Input data »
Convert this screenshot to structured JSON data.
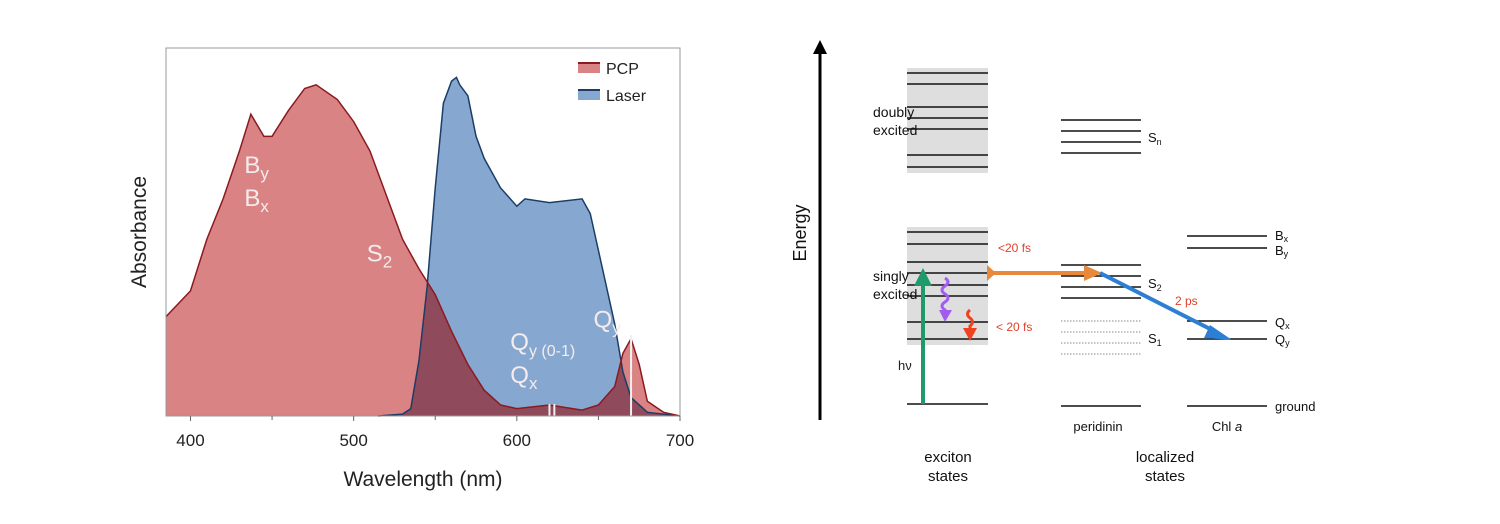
{
  "chart_data": {
    "type": "area",
    "title": "",
    "xlabel": "Wavelength (nm)",
    "ylabel": "Absorbance",
    "xlim": [
      385,
      700
    ],
    "ylim": [
      0,
      1
    ],
    "xticks": [
      400,
      500,
      600,
      700
    ],
    "grid": false,
    "legend_position": "top-right",
    "series": [
      {
        "name": "PCP",
        "color": "#d98384",
        "line": "#8b1a1f",
        "x": [
          385,
          400,
          410,
          420,
          430,
          437,
          445,
          450,
          460,
          470,
          477,
          490,
          500,
          510,
          520,
          530,
          540,
          550,
          560,
          570,
          580,
          590,
          600,
          620,
          640,
          650,
          660,
          665,
          670,
          675,
          680,
          690,
          700
        ],
        "y": [
          0.27,
          0.34,
          0.48,
          0.59,
          0.72,
          0.82,
          0.76,
          0.76,
          0.83,
          0.89,
          0.9,
          0.86,
          0.8,
          0.72,
          0.6,
          0.48,
          0.4,
          0.33,
          0.23,
          0.14,
          0.07,
          0.03,
          0.02,
          0.03,
          0.016,
          0.03,
          0.08,
          0.17,
          0.21,
          0.14,
          0.04,
          0.01,
          0.0
        ]
      },
      {
        "name": "Laser",
        "color": "#86a8d0",
        "line": "#1c3d66",
        "x": [
          515,
          530,
          535,
          540,
          545,
          550,
          555,
          560,
          563,
          565,
          570,
          575,
          580,
          590,
          600,
          605,
          620,
          640,
          645,
          650,
          660,
          665,
          670,
          680,
          700
        ],
        "y": [
          0,
          0.005,
          0.02,
          0.15,
          0.35,
          0.62,
          0.85,
          0.91,
          0.92,
          0.9,
          0.87,
          0.76,
          0.7,
          0.62,
          0.57,
          0.59,
          0.58,
          0.59,
          0.55,
          0.45,
          0.25,
          0.12,
          0.05,
          0.01,
          0
        ]
      }
    ],
    "overlap_color": "#8f4a5c",
    "markers": [
      620,
      623,
      670
    ],
    "annotations": [
      {
        "base": "B",
        "sub": "y",
        "x": 433,
        "y": 0.66
      },
      {
        "base": "B",
        "sub": "x",
        "x": 433,
        "y": 0.57
      },
      {
        "base": "S",
        "sub": "2",
        "x": 508,
        "y": 0.42
      },
      {
        "base": "Q",
        "sub": "y (0-1)",
        "x": 596,
        "y": 0.18
      },
      {
        "base": "Q",
        "sub": "x",
        "x": 596,
        "y": 0.09
      },
      {
        "base": "Q",
        "sub": "y",
        "x": 647,
        "y": 0.24
      }
    ]
  },
  "diagram": {
    "axis_label": "Energy",
    "doubly_excited": [
      "doubly",
      "excited"
    ],
    "singly_excited": [
      "singly",
      "excited"
    ],
    "hv": "hν",
    "transfer_time_1": "<20 fs",
    "relax_time": "< 20 fs",
    "transfer_time_2": "2 ps",
    "peridinin_levels": {
      "sn": "S",
      "sn_sub": "n",
      "s2": "S",
      "s2_sub": "2",
      "s1": "S",
      "s1_sub": "1"
    },
    "chl_levels": {
      "bx": "B",
      "bx_sub": "x",
      "by": "B",
      "by_sub": "y",
      "qx": "Q",
      "qx_sub": "x",
      "qy": "Q",
      "qy_sub": "y",
      "ground": "ground"
    },
    "peridinin": "peridinin",
    "chl": "Chl",
    "chl_italic": "a",
    "exciton": [
      "exciton",
      "states"
    ],
    "localized": [
      "localized",
      "states"
    ],
    "colors": {
      "green": "#1f9a6a",
      "orange": "#e8883a",
      "blue": "#2d7fd4",
      "purple": "#a35cf0",
      "red": "#f0401e",
      "timeLabel": "#e0402a"
    }
  }
}
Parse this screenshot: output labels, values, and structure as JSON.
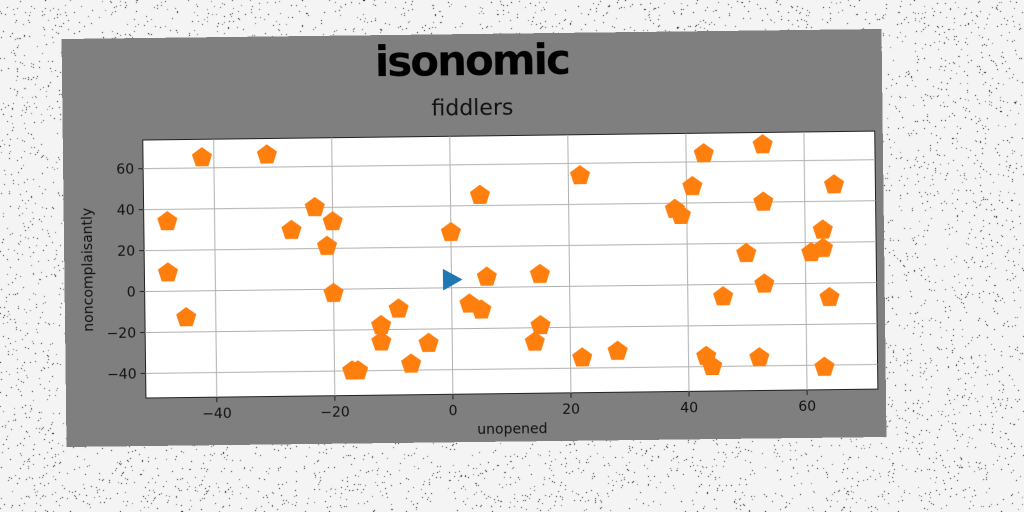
{
  "chart_data": {
    "type": "scatter",
    "title": "isonomic",
    "subtitle": "fiddlers",
    "xlabel": "unopened",
    "ylabel": "noncomplaisantly",
    "xlim": [
      -52,
      72
    ],
    "ylim": [
      -52,
      74
    ],
    "xticks": [
      -40,
      -20,
      0,
      20,
      40,
      60
    ],
    "yticks": [
      -40,
      -20,
      0,
      20,
      40,
      60
    ],
    "xtick_labels": [
      "−40",
      "−20",
      "0",
      "20",
      "40",
      "60"
    ],
    "ytick_labels": [
      "−40",
      "−20",
      "0",
      "20",
      "40",
      "60"
    ],
    "grid": true,
    "series": [
      {
        "marker": "triangle-right",
        "color": "#1f77b4",
        "points": [
          [
            0,
            4
          ]
        ]
      },
      {
        "marker": "pentagon",
        "color": "#ff7f0e",
        "points": [
          [
            -42,
            65
          ],
          [
            -31,
            66
          ],
          [
            -48,
            34
          ],
          [
            -48,
            9
          ],
          [
            -45,
            -13
          ],
          [
            -27,
            29
          ],
          [
            -23,
            40
          ],
          [
            -20,
            33
          ],
          [
            -21,
            21
          ],
          [
            -20,
            -2
          ],
          [
            -17,
            -40
          ],
          [
            -16,
            -40
          ],
          [
            -12,
            -18
          ],
          [
            -12,
            -26
          ],
          [
            -9,
            -10
          ],
          [
            -7,
            -37
          ],
          [
            -4,
            -27
          ],
          [
            0,
            27
          ],
          [
            3,
            -8
          ],
          [
            5,
            -11
          ],
          [
            5,
            45
          ],
          [
            6,
            5
          ],
          [
            14,
            -27
          ],
          [
            15,
            -19
          ],
          [
            15,
            6
          ],
          [
            22,
            54
          ],
          [
            22,
            -35
          ],
          [
            28,
            -32
          ],
          [
            38,
            37
          ],
          [
            39,
            34
          ],
          [
            41,
            48
          ],
          [
            43,
            64
          ],
          [
            43,
            -35
          ],
          [
            44,
            -40
          ],
          [
            46,
            -6
          ],
          [
            50,
            15
          ],
          [
            52,
            -36
          ],
          [
            53,
            0
          ],
          [
            53,
            68
          ],
          [
            53,
            40
          ],
          [
            61,
            15
          ],
          [
            63,
            17
          ],
          [
            63,
            26
          ],
          [
            64,
            -7
          ],
          [
            63,
            -41
          ],
          [
            65,
            48
          ]
        ]
      }
    ]
  },
  "colors": {
    "page_background": "#f4f4f4",
    "figure_background": "#7f7f7f",
    "plot_background": "#ffffff",
    "grid": "#b0b0b0"
  }
}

What you are asked to do »
Show every line of the records above that contains the word "this".

Expected answer »
Convert this screenshot to structured JSON data.
Parse this screenshot: output labels, values, and structure as JSON.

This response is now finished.